== GIVEN ENTRIES ==

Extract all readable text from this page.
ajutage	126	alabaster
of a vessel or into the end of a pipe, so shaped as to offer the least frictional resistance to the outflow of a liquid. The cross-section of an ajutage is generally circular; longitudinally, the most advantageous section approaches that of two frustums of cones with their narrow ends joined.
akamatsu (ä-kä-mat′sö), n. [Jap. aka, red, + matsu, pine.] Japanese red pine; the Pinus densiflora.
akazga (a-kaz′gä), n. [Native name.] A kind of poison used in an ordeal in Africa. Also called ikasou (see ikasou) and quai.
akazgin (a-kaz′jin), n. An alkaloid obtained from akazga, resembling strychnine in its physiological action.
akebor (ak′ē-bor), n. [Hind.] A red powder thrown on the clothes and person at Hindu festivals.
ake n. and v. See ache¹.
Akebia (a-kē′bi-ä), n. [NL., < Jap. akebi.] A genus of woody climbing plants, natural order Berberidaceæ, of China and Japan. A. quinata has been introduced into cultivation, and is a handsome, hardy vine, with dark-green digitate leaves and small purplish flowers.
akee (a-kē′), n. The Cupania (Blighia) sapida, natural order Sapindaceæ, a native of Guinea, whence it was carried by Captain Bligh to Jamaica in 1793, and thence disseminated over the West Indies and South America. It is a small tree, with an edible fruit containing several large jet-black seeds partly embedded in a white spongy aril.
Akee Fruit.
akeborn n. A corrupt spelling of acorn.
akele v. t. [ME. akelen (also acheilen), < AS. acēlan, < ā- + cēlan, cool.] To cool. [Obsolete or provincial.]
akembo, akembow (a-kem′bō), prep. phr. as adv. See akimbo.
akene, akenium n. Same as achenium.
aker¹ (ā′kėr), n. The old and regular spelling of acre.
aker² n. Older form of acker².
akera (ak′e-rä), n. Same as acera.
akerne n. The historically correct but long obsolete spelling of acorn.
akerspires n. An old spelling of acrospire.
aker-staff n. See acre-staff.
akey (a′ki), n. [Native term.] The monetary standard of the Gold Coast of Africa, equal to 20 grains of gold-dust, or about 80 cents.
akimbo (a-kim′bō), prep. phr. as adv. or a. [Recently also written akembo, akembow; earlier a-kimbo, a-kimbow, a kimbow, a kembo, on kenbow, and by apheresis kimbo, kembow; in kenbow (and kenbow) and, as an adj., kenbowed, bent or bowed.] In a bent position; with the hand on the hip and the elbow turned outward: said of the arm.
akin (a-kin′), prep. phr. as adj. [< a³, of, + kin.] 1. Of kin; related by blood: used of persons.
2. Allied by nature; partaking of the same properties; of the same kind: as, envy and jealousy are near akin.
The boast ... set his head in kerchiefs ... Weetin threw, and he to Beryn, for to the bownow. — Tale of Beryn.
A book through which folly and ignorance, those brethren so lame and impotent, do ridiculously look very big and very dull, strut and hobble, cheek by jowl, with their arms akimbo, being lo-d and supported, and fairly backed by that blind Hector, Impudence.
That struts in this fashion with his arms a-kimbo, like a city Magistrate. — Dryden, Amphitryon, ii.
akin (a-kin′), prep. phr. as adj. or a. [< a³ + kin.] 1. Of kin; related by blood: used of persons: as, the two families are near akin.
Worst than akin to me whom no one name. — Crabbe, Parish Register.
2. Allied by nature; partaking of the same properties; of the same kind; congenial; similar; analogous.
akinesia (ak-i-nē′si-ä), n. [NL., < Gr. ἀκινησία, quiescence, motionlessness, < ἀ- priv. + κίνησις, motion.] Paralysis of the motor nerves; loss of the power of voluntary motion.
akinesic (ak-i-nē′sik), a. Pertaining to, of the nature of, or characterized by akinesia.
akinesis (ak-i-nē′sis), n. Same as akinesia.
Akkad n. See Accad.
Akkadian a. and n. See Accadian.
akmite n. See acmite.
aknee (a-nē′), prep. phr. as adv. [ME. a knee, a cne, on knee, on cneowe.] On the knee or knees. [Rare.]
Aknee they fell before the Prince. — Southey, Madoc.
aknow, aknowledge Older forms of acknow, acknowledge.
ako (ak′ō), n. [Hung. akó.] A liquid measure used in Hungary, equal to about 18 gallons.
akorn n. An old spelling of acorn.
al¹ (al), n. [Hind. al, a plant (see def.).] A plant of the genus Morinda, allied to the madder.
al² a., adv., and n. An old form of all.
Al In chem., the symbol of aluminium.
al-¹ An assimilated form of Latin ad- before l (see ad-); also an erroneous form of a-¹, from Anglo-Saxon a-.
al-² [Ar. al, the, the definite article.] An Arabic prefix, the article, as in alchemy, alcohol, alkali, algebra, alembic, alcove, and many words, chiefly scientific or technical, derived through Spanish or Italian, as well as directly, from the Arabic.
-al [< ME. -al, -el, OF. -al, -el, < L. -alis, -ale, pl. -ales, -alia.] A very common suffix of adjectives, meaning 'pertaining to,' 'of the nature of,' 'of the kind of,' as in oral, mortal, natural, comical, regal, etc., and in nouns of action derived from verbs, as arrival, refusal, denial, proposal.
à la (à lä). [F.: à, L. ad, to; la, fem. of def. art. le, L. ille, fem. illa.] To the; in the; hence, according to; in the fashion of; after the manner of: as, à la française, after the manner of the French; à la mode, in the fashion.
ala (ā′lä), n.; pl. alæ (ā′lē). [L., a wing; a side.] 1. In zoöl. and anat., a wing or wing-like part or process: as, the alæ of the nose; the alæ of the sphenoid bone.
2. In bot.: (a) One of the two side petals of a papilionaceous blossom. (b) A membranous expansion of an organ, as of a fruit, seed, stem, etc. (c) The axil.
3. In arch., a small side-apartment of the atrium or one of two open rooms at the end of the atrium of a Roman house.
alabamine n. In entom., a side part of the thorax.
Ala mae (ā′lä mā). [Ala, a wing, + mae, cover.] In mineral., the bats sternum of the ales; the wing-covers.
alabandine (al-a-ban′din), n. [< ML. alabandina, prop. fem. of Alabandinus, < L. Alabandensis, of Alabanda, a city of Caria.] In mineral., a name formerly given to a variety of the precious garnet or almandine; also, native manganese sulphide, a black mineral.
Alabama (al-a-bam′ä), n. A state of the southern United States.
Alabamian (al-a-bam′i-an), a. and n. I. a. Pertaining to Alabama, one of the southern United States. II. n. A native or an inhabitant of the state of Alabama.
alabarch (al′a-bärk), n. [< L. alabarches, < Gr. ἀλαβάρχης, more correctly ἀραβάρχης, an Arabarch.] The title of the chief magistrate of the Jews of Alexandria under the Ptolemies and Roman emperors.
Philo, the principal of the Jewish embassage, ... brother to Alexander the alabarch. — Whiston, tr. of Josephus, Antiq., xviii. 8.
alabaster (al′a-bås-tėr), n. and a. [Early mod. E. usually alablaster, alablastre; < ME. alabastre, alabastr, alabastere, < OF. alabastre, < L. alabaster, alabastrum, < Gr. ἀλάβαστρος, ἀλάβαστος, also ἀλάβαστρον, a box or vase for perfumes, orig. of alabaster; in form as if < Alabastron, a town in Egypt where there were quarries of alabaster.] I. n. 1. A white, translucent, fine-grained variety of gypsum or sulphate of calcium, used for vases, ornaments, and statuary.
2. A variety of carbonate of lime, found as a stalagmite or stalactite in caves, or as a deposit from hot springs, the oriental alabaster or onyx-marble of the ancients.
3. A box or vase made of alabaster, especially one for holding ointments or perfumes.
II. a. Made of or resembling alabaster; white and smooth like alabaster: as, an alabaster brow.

===

## YOUR OBJECTIVE
Everything in the listing above should be restated exactly.

## EXPECTED OUTPUT
Extract all readable text from this page.
ajutage	126	alabaster
of a vessel or into the end of a pipe, so shaped as to offer the least frictional resistance to the outflow of a liquid. The cross-section of an ajutage is generally circular; longitudinally, the most advantageous section approaches that of two frustums of cones with their narrow ends joined.
akamatsu (ä-kä-mat′sö), n. [Jap. aka, red, + matsu, pine.] Japanese red pine; the Pinus densiflora.
akazga (a-kaz′gä), n. [Native name.] A kind of poison used in an ordeal in Africa. Also called ikasou (see ikasou) and quai.
akazgin (a-kaz′jin), n. An alkaloid obtained from akazga, resembling strychnine in its physiological action.
akebor (ak′ē-bor), n. [Hind.] A red powder thrown on the clothes and person at Hindu festivals.
ake n. and v. See ache¹.
Akebia (a-kē′bi-ä), n. [NL., < Jap. akebi.] A genus of woody climbing plants, natural order Berberidaceæ, of China and Japan. A. quinata has been introduced into cultivation, and is a handsome, hardy vine, with dark-green digitate leaves and small purplish flowers.
akee (a-kē′), n. The Cupania (Blighia) sapida, natural order Sapindaceæ, a native of Guinea, whence it was carried by Captain Bligh to Jamaica in 1793, and thence disseminated over the West Indies and South America. It is a small tree, with an edible fruit containing several large jet-black seeds partly embedded in a white spongy aril.
Akee Fruit.
akeborn n. A corrupt spelling of acorn.
akele v. t. [ME. akelen (also acheilen), < AS. acēlan, < ā- + cēlan, cool.] To cool. [Obsolete or provincial.]
akembo, akembow (a-kem′bō), prep. phr. as adv. See akimbo.
akene, akenium n. Same as achenium.
aker¹ (ā′kėr), n. The old and regular spelling of acre.
aker² n. Older form of acker².
akera (ak′e-rä), n. Same as acera.
akerne n. The historically correct but long obsolete spelling of acorn.
akerspires n. An old spelling of acrospire.
aker-staff n. See acre-staff.
akey (a′ki), n. [Native term.] The monetary standard of the Gold Coast of Africa, equal to 20 grains of gold-dust, or about 80 cents.
akimbo (a-kim′bō), prep. phr. as adv. or a. [Recently also written akembo, akembow; earlier a-kimbo, a-kimbow, a kimbow, a kembo, on kenbow, and by apheresis kimbo, kembow; in kenbow (and kenbow) and, as an adj., kenbowed, bent or bowed.] In a bent position; with the hand on the hip and the elbow turned outward: said of the arm.
akin (a-kin′), prep. phr. as adj. [< a³, of, + kin.] 1. Of kin; related by blood: used of persons.
2. Allied by nature; partaking of the same properties; of the same kind: as, envy and jealousy are near akin.
The boast ... set his head in kerchiefs ... Weetin threw, and he to Beryn, for to the bownow. — Tale of Beryn.
A book through which folly and ignorance, those brethren so lame and impotent, do ridiculously look very big and very dull, strut and hobble, cheek by jowl, with their arms akimbo, being lo-d and supported, and fairly backed by that blind Hector, Impudence.
That struts in this fashion with his arms a-kimbo, like a city Magistrate. — Dryden, Amphitryon, ii.
akin (a-kin′), prep. phr. as adj. or a. [< a³ + kin.] 1. Of kin; related by blood: used of persons: as, the two families are near akin.
Worst than akin to me whom no one name. — Crabbe, Parish Register.
2. Allied by nature; partaking of the same properties; of the same kind; congenial; similar; analogous.
akinesia (ak-i-nē′si-ä), n. [NL., < Gr. ἀκινησία, quiescence, motionlessness, < ἀ- priv. + κίνησις, motion.] Paralysis of the motor nerves; loss of the power of voluntary motion.
akinesic (ak-i-nē′sik), a. Pertaining to, of the nature of, or characterized by akinesia.
akinesis (ak-i-nē′sis), n. Same as akinesia.
Akkad n. See Accad.
Akkadian a. and n. See Accadian.
akmite n. See acmite.
aknee (a-nē′), prep. phr. as adv. [ME. a knee, a cne, on knee, on cneowe.] On the knee or knees. [Rare.]
Aknee they fell before the Prince. — Southey, Madoc.
aknow, aknowledge Older forms of acknow, acknowledge.
ako (ak′ō), n. [Hung. akó.] A liquid measure used in Hungary, equal to about 18 gallons.
akorn n. An old spelling of acorn.
al¹ (al), n. [Hind. al, a plant (see def.).] A plant of the genus Morinda, allied to the madder.
al² a., adv., and n. An old form of all.
Al In chem., the symbol of aluminium.
al-¹ An assimilated form of Latin ad- before l (see ad-); also an erroneous form of a-¹, from Anglo-Saxon a-.
al-² [Ar. al, the, the definite article.] An Arabic prefix, the article, as in alchemy, alcohol, alkali, algebra, alembic, alcove, and many words, chiefly scientific or technical, derived through Spanish or Italian, as well as directly, from the Arabic.
-al [< ME. -al, -el, OF. -al, -el, < L. -alis, -ale, pl. -ales, -alia.] A very common suffix of adjectives, meaning 'pertaining to,' 'of the nature of,' 'of the kind of,' as in oral, mortal, natural, comical, regal, etc., and in nouns of action derived from verbs, as arrival, refusal, denial, proposal.
à la (à lä). [F.: à, L. ad, to; la, fem. of def. art. le, L. ille, fem. illa.] To the; in the; hence, according to; in the fashion of; after the manner of: as, à la française, after the manner of the French; à la mode, in the fashion.
ala (ā′lä), n.; pl. alæ (ā′lē). [L., a wing; a side.] 1. In zoöl. and anat., a wing or wing-like part or process: as, the alæ of the nose; the alæ of the sphenoid bone.
2. In bot.: (a) One of the two side petals of a papilionaceous blossom. (b) A membranous expansion of an organ, as of a fruit, seed, stem, etc. (c) The axil.
3. In arch., a small side-apartment of the atrium or one of two open rooms at the end of the atrium of a Roman house.
alabamine n. In entom., a side part of the thorax.
Ala mae (ā′lä mā). [Ala, a wing, + mae, cover.] In mineral., the bats sternum of the ales; the wing-covers.
alabandine (al-a-ban′din), n. [< ML. alabandina, prop. fem. of Alabandinus, < L. Alabandensis, of Alabanda, a city of Caria.] In mineral., a name formerly given to a variety of the precious garnet or almandine; also, native manganese sulphide, a black mineral.
Alabama (al-a-bam′ä), n. A state of the southern United States.
Alabamian (al-a-bam′i-an), a. and n. I. a. Pertaining to Alabama, one of the southern United States. II. n. A native or an inhabitant of the state of Alabama.
alabarch (al′a-bärk), n. [< L. alabarches, < Gr. ἀλαβάρχης, more correctly ἀραβάρχης, an Arabarch.] The title of the chief magistrate of the Jews of Alexandria under the Ptolemies and Roman emperors.
Philo, the principal of the Jewish embassage, ... brother to Alexander the alabarch. — Whiston, tr. of Josephus, Antiq., xviii. 8.
alabaster (al′a-bås-tėr), n. and a. [Early mod. E. usually alablaster, alablastre; < ME. alabastre, alabastr, alabastere, < OF. alabastre, < L. alabaster, alabastrum, < Gr. ἀλάβαστρος, ἀλάβαστος, also ἀλάβαστρον, a box or vase for perfumes, orig. of alabaster; in form as if < Alabastron, a town in Egypt where there were quarries of alabaster.] I. n. 1. A white, translucent, fine-grained variety of gypsum or sulphate of calcium, used for vases, ornaments, and statuary.
2. A variety of carbonate of lime, found as a stalagmite or stalactite in caves, or as a deposit from hot springs, the oriental alabaster or onyx-marble of the ancients.
3. A box or vase made of alabaster, especially one for holding ointments or perfumes.
II. a. Made of or resembling alabaster; white and smooth like alabaster: as, an alabaster brow.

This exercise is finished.